■ Task goal: Sort through the entries below and pull out lines containing the word "Prinz".

--------------------

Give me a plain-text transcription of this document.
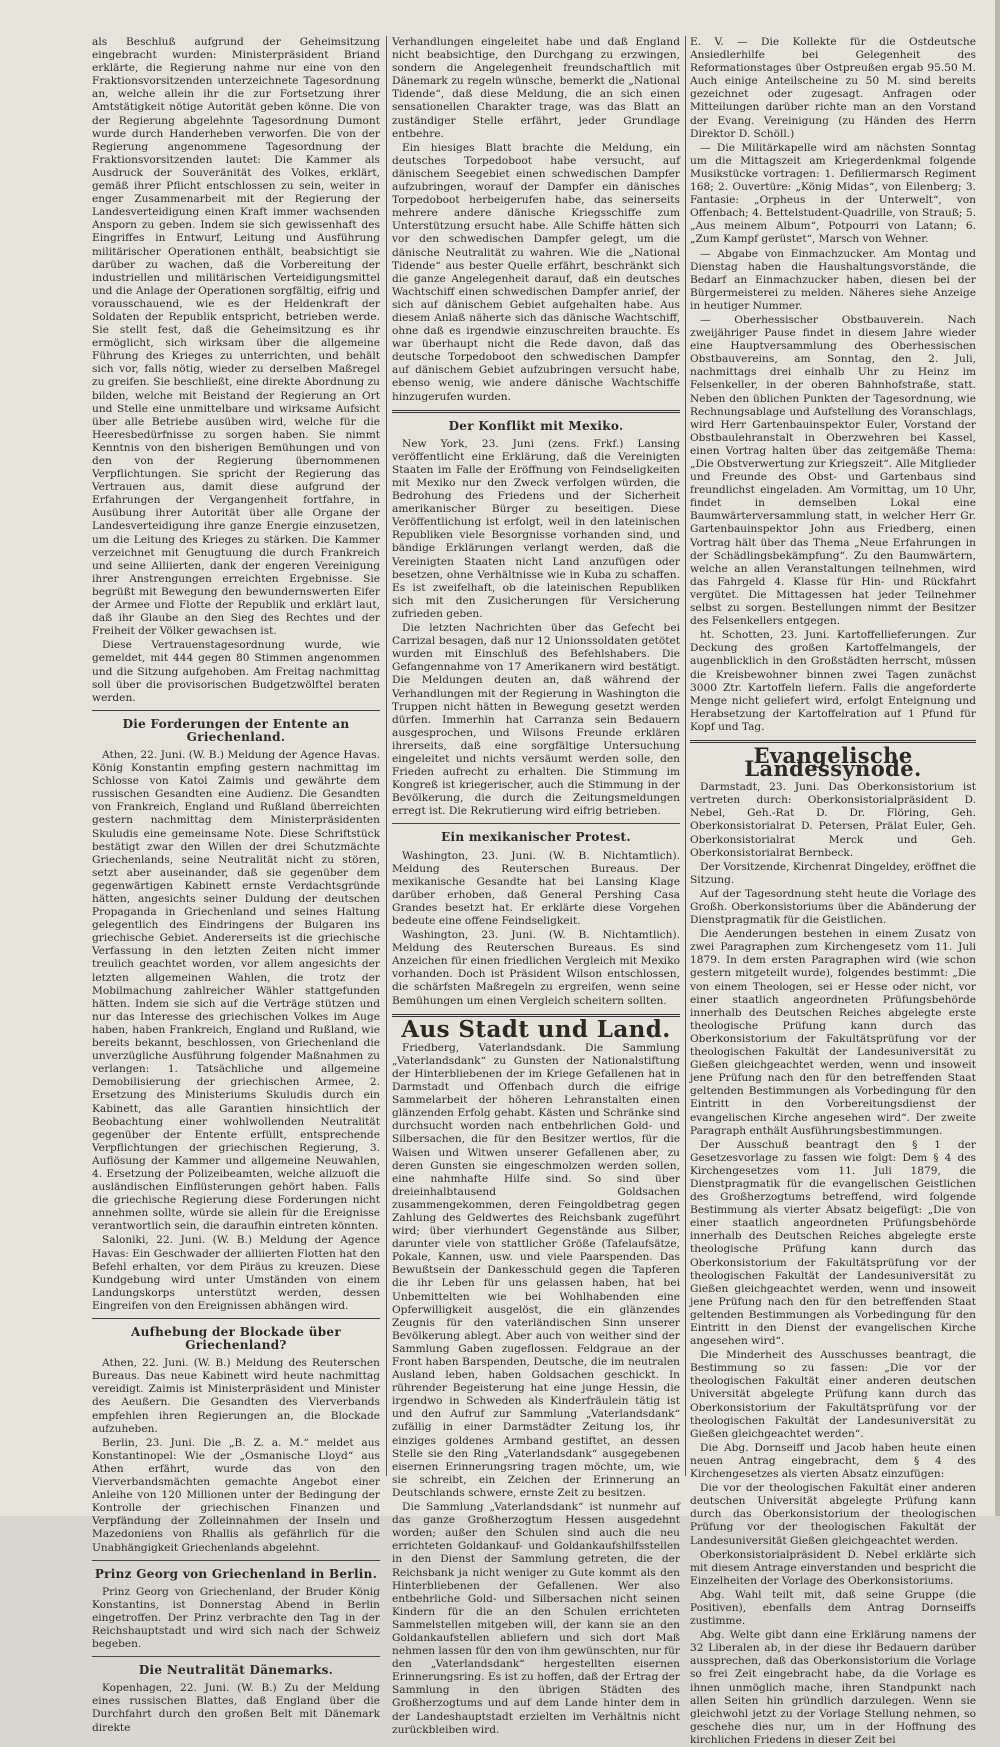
als Beschluß aufgrund der Geheimsitzung eingebracht wurden: Ministerpräsident Briand erklärte, die Regierung nahme nur eine von den Fraktionsvorsitzenden unterzeichnete Tagesordnung an, welche allein ihr die zur Fortsetzung ihrer Amtstätigkeit nötige Autorität geben könne. Die von der Regierung abgelehnte Tagesordnung Dumont wurde durch Handerheben verworfen. Die von der Regierung angenommene Tagesordnung der Fraktionsvorsitzenden lautet: Die Kammer als Ausdruck der Souveränität des Volkes, erklärt, gemäß ihrer Pflicht entschlossen zu sein, weiter in enger Zusammenarbeit mit der Regierung der Landesverteidigung einen Kraft immer wachsenden Ansporn zu geben. Indem sie sich gewissenhaft des Eingriffes in Entwurf, Leitung und Ausführung militärischer Operationen enthält, beabsichtigt sie darüber zu wachen, daß die Vorbereitung der industriellen und militärischen Verteidigungsmittel und die Anlage der Operationen sorgfältig, eifrig und vorausschauend, wie es der Heldenkraft der Soldaten der Republik entspricht, betrieben werde. Sie stellt fest, daß die Geheimsitzung es ihr ermöglicht, sich wirksam über die allgemeine Führung des Krieges zu unterrichten, und behält sich vor, falls nötig, wieder zu derselben Maßregel zu greifen. Sie beschließt, eine direkte Abordnung zu bilden, welche mit Beistand der Regierung an Ort und Stelle eine unmittelbare und wirksame Aufsicht über alle Betriebe ausüben wird, welche für die Heeresbedürfnisse zu sorgen haben. Sie nimmt Kenntnis von den bisherigen Bemühungen und von den von der Regierung übernommenen Verpflichtungen. Sie spricht der Regierung das Vertrauen aus, damit diese aufgrund der Erfahrungen der Vergangenheit fortfahre, in Ausübung ihrer Autorität über alle Organe der Landesverteidigung ihre ganze Energie einzusetzen, um die Leitung des Krieges zu stärken. Die Kammer verzeichnet mit Genugtuung die durch Frankreich und seine Alliierten, dank der engeren Vereinigung ihrer Anstrengungen erreichten Ergebnisse. Sie begrüßt mit Bewegung den bewundernswerten Eifer der Armee und Flotte der Republik und erklärt laut, daß ihr Glaube an den Sieg des Rechtes und der Freiheit der Völker gewachsen ist.

Diese Vertrauenstagesordnung wurde, wie gemeldet, mit 444 gegen 80 Stimmen angenommen und die Sitzung aufgehoben. Am Freitag nachmittag soll über die provisorischen Budgetzwölftel beraten werden.

Die Forderungen der Entente an Griechenland.

Athen, 22. Juni. (W. B.) Meldung der Agence Havas. König Konstantin empfing gestern nachmittag im Schlosse von Katoi Zaimis und gewährte dem russischen Gesandten eine Audienz. Die Gesandten von Frankreich, England und Rußland überreichten gestern nachmittag dem Ministerpräsidenten Skuludis eine gemeinsame Note. Diese Schriftstück bestätigt zwar den Willen der drei Schutzmächte Griechenlands, seine Neutralität nicht zu stören, setzt aber auseinander, daß sie gegenüber dem gegenwärtigen Kabinett ernste Verdachtsgründe hätten, angesichts seiner Duldung der deutschen Propaganda in Griechenland und seines Haltung gelegentlich des Eindringens der Bulgaren ins griechische Gebiet. Andererseits ist die griechische Verfassung in den letzten Zeiten nicht immer treulich geachtet worden, vor allem angesichts der letzten allgemeinen Wahlen, die trotz der Mobilmachung zahlreicher Wähler stattgefunden hätten. Indem sie sich auf die Verträge stützen und nur das Interesse des griechischen Volkes im Auge haben, haben Frankreich, England und Rußland, wie bereits bekannt, beschlossen, von Griechenland die unverzügliche Ausführung folgender Maßnahmen zu verlangen: 1. Tatsächliche und allgemeine Demobilisierung der griechischen Armee, 2. Ersetzung des Ministeriums Skuludis durch ein Kabinett, das alle Garantien hinsichtlich der Beobachtung einer wohlwollenden Neutralität gegenüber der Entente erfüllt, entsprechende Verpflichtungen der griechischen Regierung, 3. Auflösung der Kammer und allgemeine Neuwahlen, 4. Ersetzung der Polizeibeamten, welche allzuoft die ausländischen Einflüsterungen gehört haben. Falls die griechische Regierung diese Forderungen nicht annehmen sollte, würde sie allein für die Ereignisse verantwortlich sein, die daraufhin eintreten könnten.

Saloniki, 22. Juni. (W. B.) Meldung der Agence Havas: Ein Geschwader der alliierten Flotten hat den Befehl erhalten, vor dem Piräus zu kreuzen. Diese Kundgebung wird unter Umständen von einem Landungskorps unterstützt werden, dessen Eingreifen von den Ereignissen abhängen wird.

Aufhebung der Blockade über Griechenland?

Athen, 22. Juni. (W. B.) Meldung des Reuterschen Bureaus. Das neue Kabinett wird heute nachmittag vereidigt. Zaimis ist Ministerpräsident und Minister des Aeußern. Die Gesandten des Vierverbands empfehlen ihren Regierungen an, die Blockade aufzuheben.

Berlin, 23. Juni. Die „B. Z. a. M.“ meldet aus Konstantinopel: Wie der „Osmanische Lloyd“ aus Athen erfährt, wurde das von den Vierverbandsmächten gemachte Angebot einer Anleihe von 120 Millionen unter der Bedingung der Kontrolle der griechischen Finanzen und Verpfändung der Zolleinnahmen der Inseln und Mazedoniens von Rhallis als gefährlich für die Unabhängigkeit Griechenlands abgelehnt.

Prinz Georg von Griechenland in Berlin.

Prinz Georg von Griechenland, der Bruder König Konstantins, ist Donnerstag Abend in Berlin eingetroffen. Der Prinz verbrachte den Tag in der Reichshauptstadt und wird sich nach der Schweiz begeben.

Die Neutralität Dänemarks.

Kopenhagen, 22. Juni. (W. B.) Zu der Meldung eines russischen Blattes, daß England über die Durchfahrt durch den großen Belt mit Dänemark direkte

Verhandlungen eingeleitet habe und daß England nicht beabsichtige, den Durchgang zu erzwingen, sondern die Angelegenheit freundschaftlich mit Dänemark zu regeln wünsche, bemerkt die „National Tidende“, daß diese Meldung, die an sich einen sensationellen Charakter trage, was das Blatt an zuständiger Stelle erfährt, jeder Grundlage entbehre.

Ein hiesiges Blatt brachte die Meldung, ein deutsches Torpedoboot habe versucht, auf dänischem Seegebiet einen schwedischen Dampfer aufzubringen, worauf der Dampfer ein dänisches Torpedoboot herbeigerufen habe, das seinerseits mehrere andere dänische Kriegsschiffe zum Unterstützung ersucht habe. Alle Schiffe hätten sich vor den schwedischen Dampfer gelegt, um die dänische Neutralität zu wahren. Wie die „National Tidende“ aus bester Quelle erfährt, beschränkt sich die ganze Angelegenheit darauf, daß ein deutsches Wachtschiff einen schwedischen Dampfer anrief, der sich auf dänischem Gebiet aufgehalten habe. Aus diesem Anlaß näherte sich das dänische Wachtschiff, ohne daß es irgendwie einzuschreiten brauchte. Es war überhaupt nicht die Rede davon, daß das deutsche Torpedoboot den schwedischen Dampfer auf dänischem Gebiet aufzubringen versucht habe, ebenso wenig, wie andere dänische Wachtschiffe hinzugerufen wurden.

Der Konflikt mit Mexiko.

New York, 23. Juni (zens. Frkf.) Lansing veröffentlicht eine Erklärung, daß die Vereinigten Staaten im Falle der Eröffnung von Feindseligkeiten mit Mexiko nur den Zweck verfolgen würden, die Bedrohung des Friedens und der Sicherheit amerikanischer Bürger zu beseitigen. Diese Veröffentlichung ist erfolgt, weil in den lateinischen Republiken viele Besorgnisse vorhanden sind, und bändige Erklärungen verlangt werden, daß die Vereinigten Staaten nicht Land anzufügen oder besetzen, ohne Verhältnisse wie in Kuba zu schaffen. Es ist zweifelhaft, ob die lateinischen Republiken sich mit den Zusicherungen für Versicherung zufrieden geben.

Die letzten Nachrichten über das Gefecht bei Carrizal besagen, daß nur 12 Unionssoldaten getötet wurden mit Einschluß des Befehlshabers. Die Gefangennahme von 17 Amerikanern wird bestätigt. Die Meldungen deuten an, daß während der Verhandlungen mit der Regierung in Washington die Truppen nicht hätten in Bewegung gesetzt werden dürfen. Immerhin hat Carranza sein Bedauern ausgesprochen, und Wilsons Freunde erklären ihrerseits, daß eine sorgfältige Untersuchung eingeleitet und nichts versäumt werden solle, den Frieden aufrecht zu erhalten. Die Stimmung im Kongreß ist kriegerischer, auch die Stimmung in der Bevölkerung, die durch die Zeitungsmeldungen erregt ist. Die Rekrutierung wird eifrig betrieben.

Ein mexikanischer Protest.

Washington, 23. Juni. (W. B. Nichtamtlich). Meldung des Reuterschen Bureaus. Der mexikanische Gesandte hat bei Lansing Klage darüber erhoben, daß General Pershing Casa Grandes besetzt hat. Er erklärte diese Vorgehen bedeute eine offene Feindseligkeit.

Washington, 23. Juni. (W. B. Nichtamtlich). Meldung des Reuterschen Bureaus. Es sind Anzeichen für einen friedlichen Vergleich mit Mexiko vorhanden. Doch ist Präsident Wilson entschlossen, die schärfsten Maßregeln zu ergreifen, wenn seine Bemühungen um einen Vergleich scheitern sollten.

Aus Stadt und Land.

Friedberg, Vaterlandsdank. Die Sammlung „Vaterlandsdank“ zu Gunsten der Nationalstiftung der Hinterbliebenen der im Kriege Gefallenen hat in Darmstadt und Offenbach durch die eifrige Sammelarbeit der höheren Lehranstalten einen glänzenden Erfolg gehabt. Kästen und Schränke sind durchsucht worden nach entbehrlichen Gold- und Silbersachen, die für den Besitzer wertlos, für die Waisen und Witwen unserer Gefallenen aber, zu deren Gunsten sie eingeschmolzen werden sollen, eine nahmhafte Hilfe sind. So sind über dreieinhalbtausend Goldsachen zusammengekommen, deren Feingoldbetrag gegen Zahlung des Geldwertes des Reichsbank zugeführt wird; über vierhundert Gegenstände aus Silber, darunter viele von stattlicher Größe (Tafelaufsätze, Pokale, Kannen, usw. und viele Paarspenden. Das Bewußtsein der Dankesschuld gegen die Tapferen die ihr Leben für uns gelassen haben, hat bei Unbemittelten wie bei Wohlhabenden eine Opferwilligkeit ausgelöst, die ein glänzendes Zeugnis für den vaterländischen Sinn unserer Bevölkerung ablegt. Aber auch von weither sind der Sammlung Gaben zugeflossen. Feldgraue an der Front haben Barspenden, Deutsche, die im neutralen Ausland leben, haben Goldsachen geschickt. In rührender Begeisterung hat eine junge Hessin, die irgendwo in Schweden als Kinderfräulein tätig ist und den Aufruf zur Sammlung „Vaterlandsdank“ zufällig in einer Darmstädter Zeitung los, ihr einziges goldenes Armband gestiftet, an dessen Stelle sie den Ring „Vaterlandsdank“ ausgegebenen eisernen Erinnerungsring tragen möchte, um, wie sie schreibt, ein Zeichen der Erinnerung an Deutschlands schwere, ernste Zeit zu besitzen.

Die Sammlung „Vaterlandsdank“ ist nunmehr auf das ganze Großherzogtum Hessen ausgedehnt worden; außer den Schulen sind auch die neu errichteten Goldankauf- und Goldankaufshilfsstellen in den Dienst der Sammlung getreten, die der Reichsbank ja nicht weniger zu Gute kommt als den Hinterbliebenen der Gefallenen. Wer also entbehrliche Gold- und Silbersachen nicht seinen Kindern für die an den Schulen errichteten Sammelstellen mitgeben will, der kann sie an den Goldankaufstellen abliefern und sich dort Maß nehmen lassen für den von ihm gewünschten, nur für den „Vaterlandsdank“ hergestellten eisernen Erinnerungsring. Es ist zu hoffen, daß der Ertrag der Sammlung in den übrigen Städten des Großherzogtums und auf dem Lande hinter dem in der Landeshauptstadt erzielten im Verhältnis nicht zurückbleiben wird.

E. V. — Die Kollekte für die Ostdeutsche Ansiedlerhilfe bei Gelegenheit des Reformationstages über Ostpreußen ergab 95.50 M. Auch einige Anteilscheine zu 50 M. sind bereits gezeichnet oder zugesagt. Anfragen oder Mitteilungen darüber richte man an den Vorstand der Evang. Vereinigung (zu Händen des Herrn Direktor D. Schöll.)

— Die Militärkapelle wird am nächsten Sonntag um die Mittagszeit am Kriegerdenkmal folgende Musikstücke vortragen: 1. Defiliermarsch Regiment 168; 2. Ouvertüre: „König Midas“, von Eilenberg; 3. Fantasie: „Orpheus in der Unterwelt“, von Offenbach; 4. Bettelstudent-Quadrille, von Strauß; 5. „Aus meinem Album“, Potpourri von Latann; 6. „Zum Kampf gerüstet“, Marsch von Wehner.

— Abgabe von Einmachzucker. Am Montag und Dienstag haben die Haushaltungsvorstände, die Bedarf an Einmachzucker haben, diesen bei der Bürgermeisterei zu melden. Näheres siehe Anzeige in heutiger Nummer.

— Oberhessischer Obstbauverein. Nach zweijähriger Pause findet in diesem Jahre wieder eine Hauptversammlung des Oberhessischen Obstbauvereins, am Sonntag, den 2. Juli, nachmittags drei einhalb Uhr zu Heinz im Felsenkeller, in der oberen Bahnhofstraße, statt. Neben den üblichen Punkten der Tagesordnung, wie Rechnungsablage und Aufstellung des Voranschlags, wird Herr Gartenbauinspektor Euler, Vorstand der Obstbaulehranstalt in Oberzwehren bei Kassel, einen Vortrag halten über das zeitgemäße Thema: „Die Obstverwertung zur Kriegszeit“. Alle Mitglieder und Freunde des Obst- und Gartenbaus sind freundlichst eingeladen. Am Vormittag, um 10 Uhr, findet in demselben Lokal eine Baumwärterversammlung statt, in welcher Herr Gr. Gartenbauinspektor John aus Friedberg, einen Vortrag hält über das Thema „Neue Erfahrungen in der Schädlingsbekämpfung“. Zu den Baumwärtern, welche an allen Veranstaltungen teilnehmen, wird das Fahrgeld 4. Klasse für Hin- und Rückfahrt vergütet. Die Mittagessen hat jeder Teilnehmer selbst zu sorgen. Bestellungen nimmt der Besitzer des Felsenkellers entgegen.

ht. Schotten, 23. Juni. Kartoffellieferungen. Zur Deckung des großen Kartoffelmangels, der augenblicklich in den Großstädten herrscht, müssen die Kreisbewohner binnen zwei Tagen zunächst 3000 Ztr. Kartoffeln liefern. Falls die angeforderte Menge nicht geliefert wird, erfolgt Enteignung und Herabsetzung der Kartoffelration auf 1 Pfund für Kopf und Tag.

Evangelische Landessynode.

Darmstadt, 23. Juni. Das Oberkonsistorium ist vertreten durch: Oberkonsistorialpräsident D. Nebel, Geh.-Rat D. Dr. Flöring, Geh. Oberkonsistorialrat D. Petersen, Prälat Euler, Geh. Oberkonsistorialrat Merck und Geh. Oberkonsistorialrat Bernbeck.

Der Vorsitzende, Kirchenrat Dingeldey, eröffnet die Sitzung.

Auf der Tagesordnung steht heute die Vorlage des Großh. Oberkonsistoriums über die Abänderung der Dienstpragmatik für die Geistlichen.

Die Aenderungen bestehen in einem Zusatz von zwei Paragraphen zum Kirchengesetz vom 11. Juli 1879. In dem ersten Paragraphen wird (wie schon gestern mitgeteilt wurde), folgendes bestimmt: „Die von einem Theologen, sei er Hesse oder nicht, vor einer staatlich angeordneten Prüfungsbehörde innerhalb des Deutschen Reiches abgelegte erste theologische Prüfung kann durch das Oberkonsistorium der Fakultätsprüfung vor der theologischen Fakultät der Landesuniversität zu Gießen gleichgeachtet werden, wenn und insoweit jene Prüfung nach den für den betreffenden Staat geltenden Bestimmungen als Vorbedingung für den Eintritt in den Vorbereitungsdienst der evangelischen Kirche angesehen wird“. Der zweite Paragraph enthält Ausführungsbestimmungen.

Der Ausschuß beantragt den § 1 der Gesetzesvorlage zu fassen wie folgt: Dem § 4 des Kirchengesetzes vom 11. Juli 1879, die Dienstpragmatik für die evangelischen Geistlichen des Großherzogtums betreffend, wird folgende Bestimmung als vierter Absatz beigefügt: „Die von einer staatlich angeordneten Prüfungsbehörde innerhalb des Deutschen Reiches abgelegte erste theologische Prüfung kann durch das Oberkonsistorium der Fakultätsprüfung vor der theologischen Fakultät der Landesuniversität zu Gießen gleichgeachtet werden, wenn und insoweit jene Prüfung nach den für den betreffenden Staat geltenden Bestimmungen als Vorbedingung für den Eintritt in den Dienst der evangelischen Kirche angesehen wird“.

Die Minderheit des Ausschusses beantragt, die Bestimmung so zu fassen: „Die vor der theologischen Fakultät einer anderen deutschen Universität abgelegte Prüfung kann durch das Oberkonsistorium der Fakultätsprüfung vor der theologischen Fakultät der Landesuniversität zu Gießen gleichgeachtet werden“.

Die Abg. Dornseiff und Jacob haben heute einen neuen Antrag eingebracht, dem § 4 des Kirchengesetzes als vierten Absatz einzufügen:

Die vor der theologischen Fakultät einer anderen deutschen Universität abgelegte Prüfung kann durch das Oberkonsistorium der theologischen Prüfung vor der theologischen Fakultät der Landesuniversität Gießen gleichgeachtet werden.

Oberkonsistorialpräsident D. Nebel erklärte sich mit diesem Antrage einverstanden und bespricht die Einzelheiten der Vorlage des Oberkonsistoriums.

Abg. Wahl teilt mit, daß seine Gruppe (die Positiven), ebenfalls dem Antrag Dornseiffs zustimme.

Abg. Welte gibt dann eine Erklärung namens der 32 Liberalen ab, in der diese ihr Bedauern darüber aussprechen, daß das Oberkonsistorium die Vorlage so frei Zeit eingebracht habe, da die Vorlage es ihnen unmöglich mache, ihren Standpunkt nach allen Seiten hin gründlich darzulegen. Wenn sie gleichwohl jetzt zu der Vorlage Stellung nehmen, so geschehe dies nur, um in der Hoffnung des kirchlichen Friedens in dieser Zeit bei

--------------------

■ Answer for this exercise:
Prinz Georg von Griechenland in Berlin.
Prinz Georg von Griechenland, der Bruder König Konstantins, ist Donnerstag Abend in Berlin eingetroffen. Der Prinz verbrachte den Tag in der Reichshauptstadt und wird sich nach der Schweiz begeben.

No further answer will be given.